▸ What is asked
Every entry below must be repeated exactly; skip the pictures.

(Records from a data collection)
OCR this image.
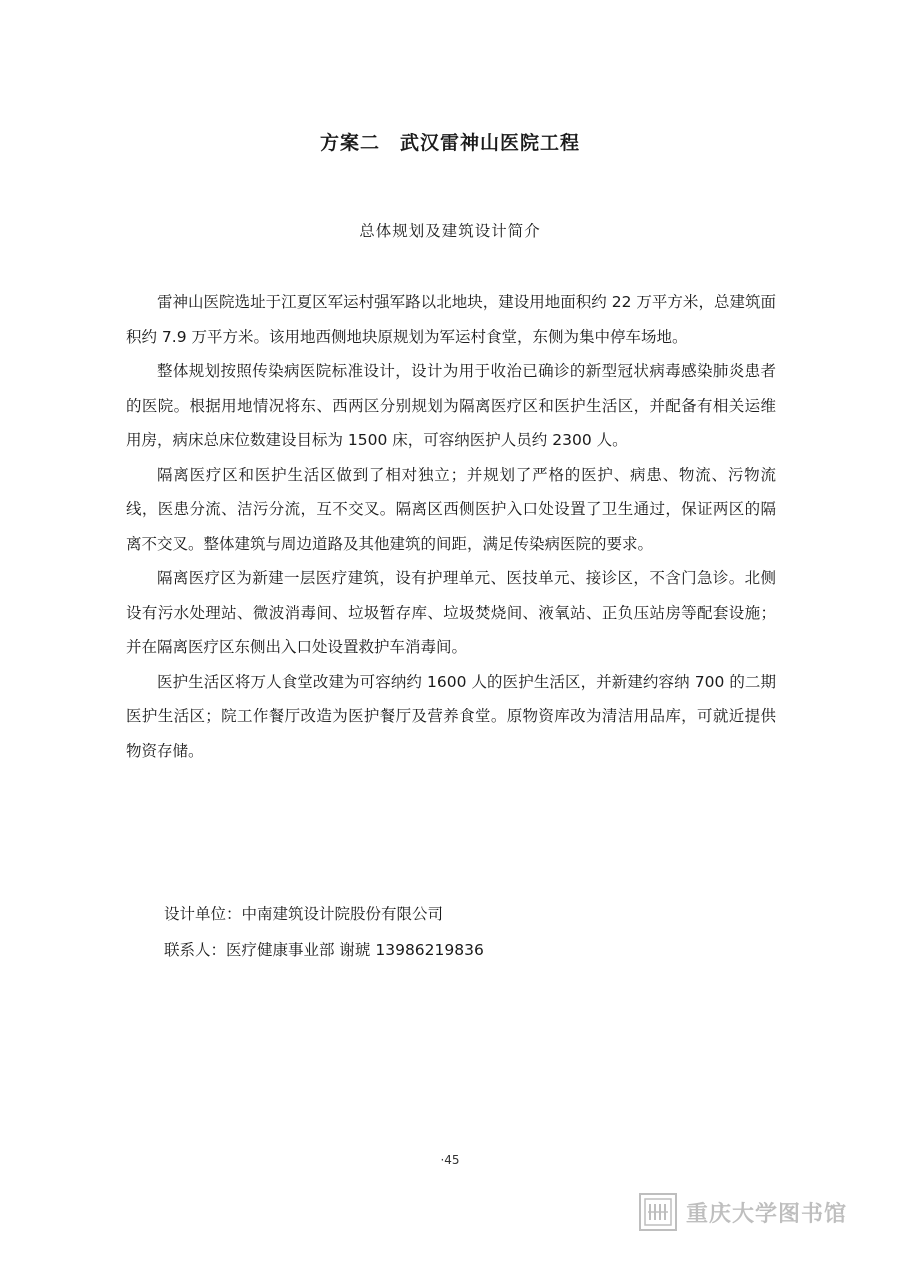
方案二　武汉雷神山医院工程
总体规划及建筑设计简介

雷神山医院选址于江夏区军运村强军路以北地块，建设用地面积约 22 万平方米，总建筑面积约 7.9 万平方米。该用地西侧地块原规划为军运村食堂，东侧为集中停车场地。

整体规划按照传染病医院标准设计，设计为用于收治已确诊的新型冠状病毒感染肺炎患者的医院。根据用地情况将东、西两区分别规划为隔离医疗区和医护生活区，并配备有相关运维用房，病床总床位数建设目标为 1500 床，可容纳医护人员约 2300 人。

隔离医疗区和医护生活区做到了相对独立；并规划了严格的医护、病患、物流、污物流线，医患分流、洁污分流，互不交叉。隔离区西侧医护入口处设置了卫生通过，保证两区的隔离不交叉。整体建筑与周边道路及其他建筑的间距，满足传染病医院的要求。

隔离医疗区为新建一层医疗建筑，设有护理单元、医技单元、接诊区，不含门急诊。北侧设有污水处理站、微波消毒间、垃圾暂存库、垃圾焚烧间、液氧站、正负压站房等配套设施；并在隔离医疗区东侧出入口处设置救护车消毒间。

医护生活区将万人食堂改建为可容纳约 1600 人的医护生活区，并新建约容纳 700 的二期医护生活区；院工作餐厅改造为医护餐厅及营养食堂。原物资库改为清洁用品库，可就近提供物资存储。

设计单位：中南建筑设计院股份有限公司
联系人：医疗健康事业部 谢琥 13986219836
·45
重庆大学图书馆
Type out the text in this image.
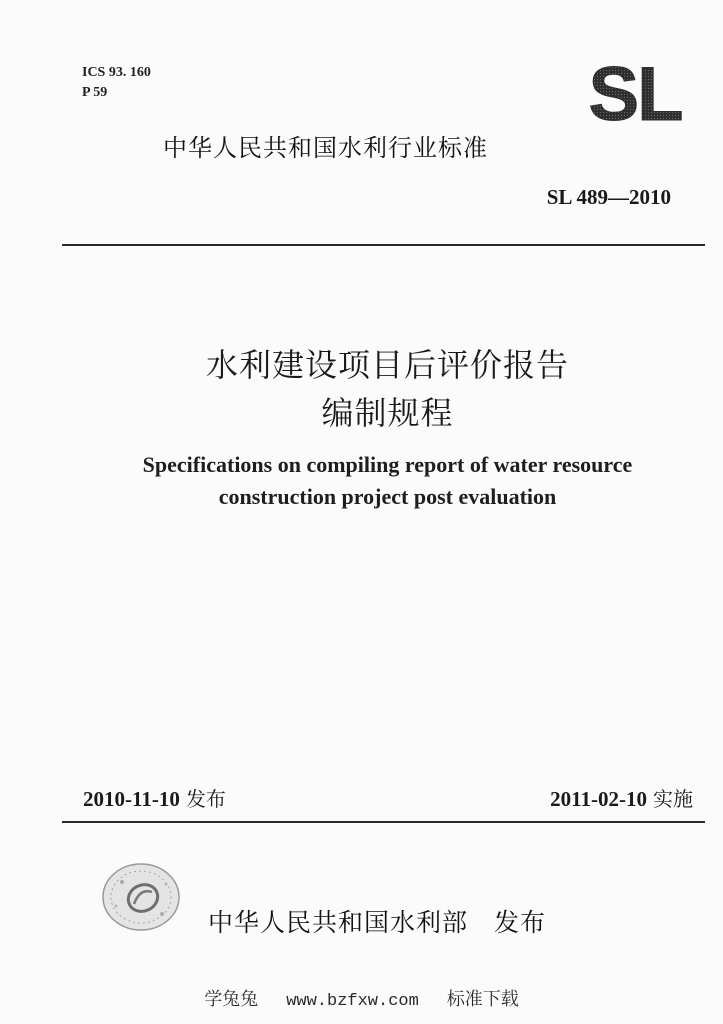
ICS 93. 160
P 59	SL
中华人民共和国水利行业标准
SL 489—2010
水利建设项目后评价报告
编制规程
Specifications on compiling report of water resource
construction project post evaluation
2010-11-10 发布	2011-02-10 实施
中华人民共和国水利部 发布
学兔兔 www.bzfxw.com 标准下载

▸ Completed task
OCR this image.
方案二　武汉雷神山医院工程
总体规划及建筑设计简介

雷神山医院选址于江夏区军运村强军路以北地块，建设用地面积约 22 万平方米，总建筑面积约 7.9 万平方米。该用地西侧地块原规划为军运村食堂，东侧为集中停车场地。

整体规划按照传染病医院标准设计，设计为用于收治已确诊的新型冠状病毒感染肺炎患者的医院。根据用地情况将东、西两区分别规划为隔离医疗区和医护生活区，并配备有相关运维用房，病床总床位数建设目标为 1500 床，可容纳医护人员约 2300 人。

隔离医疗区和医护生活区做到了相对独立；并规划了严格的医护、病患、物流、污物流线，医患分流、洁污分流，互不交叉。隔离区西侧医护入口处设置了卫生通过，保证两区的隔离不交叉。整体建筑与周边道路及其他建筑的间距，满足传染病医院的要求。

隔离医疗区为新建一层医疗建筑，设有护理单元、医技单元、接诊区，不含门急诊。北侧设有污水处理站、微波消毒间、垃圾暂存库、垃圾焚烧间、液氧站、正负压站房等配套设施；并在隔离医疗区东侧出入口处设置救护车消毒间。

医护生活区将万人食堂改建为可容纳约 1600 人的医护生活区，并新建约容纳 700 的二期医护生活区；院工作餐厅改造为医护餐厅及营养食堂。原物资库改为清洁用品库，可就近提供物资存储。

设计单位：中南建筑设计院股份有限公司
联系人：医疗健康事业部 谢琥 13986219836
·45
重庆大学图书馆
Type out the text in this image.
ICS 93. 160
P 59	SL
中华人民共和国水利行业标准
SL 489—2010
水利建设项目后评价报告
编制规程
Specifications on compiling report of water resource
construction project post evaluation
2010-11-10 发布	2011-02-10 实施
中华人民共和国水利部 发布
学兔兔 www.bzfxw.com 标准下载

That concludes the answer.